#### STATED GOAL:
Quote every line as given.
** Begin RECORDS FOR THE TASK **
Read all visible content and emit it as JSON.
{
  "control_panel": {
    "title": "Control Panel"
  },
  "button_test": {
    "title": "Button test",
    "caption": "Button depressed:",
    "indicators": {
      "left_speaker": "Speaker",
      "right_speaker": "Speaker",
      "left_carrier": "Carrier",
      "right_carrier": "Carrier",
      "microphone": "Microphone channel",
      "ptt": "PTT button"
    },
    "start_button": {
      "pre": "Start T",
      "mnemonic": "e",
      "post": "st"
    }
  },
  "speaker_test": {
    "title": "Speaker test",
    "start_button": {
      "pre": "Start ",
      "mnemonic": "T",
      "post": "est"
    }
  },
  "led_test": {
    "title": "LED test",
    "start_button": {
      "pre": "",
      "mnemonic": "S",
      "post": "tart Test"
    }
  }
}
** End RECORDS FOR THE TASK **
#### FULL OUTPUT:
Read all visible content and emit it as JSON.
{
  "control_panel": {
    "title": "Control Panel"
  },
  "button_test": {
    "title": "Button test",
    "caption": "Button depressed:",
    "indicators": {
      "left_speaker": "Speaker",
      "right_speaker": "Speaker",
      "left_carrier": "Carrier",
      "right_carrier": "Carrier",
      "microphone": "Microphone channel",
      "ptt": "PTT button"
    },
    "start_button": {
      "pre": "Start T",
      "mnemonic": "e",
      "post": "st"
    }
  },
  "speaker_test": {
    "title": "Speaker test",
    "start_button": {
      "pre": "Start ",
      "mnemonic": "T",
      "post": "est"
    }
  },
  "led_test": {
    "title": "LED test",
    "start_button": {
      "pre": "",
      "mnemonic": "S",
      "post": "tart Test"
    }
  }
}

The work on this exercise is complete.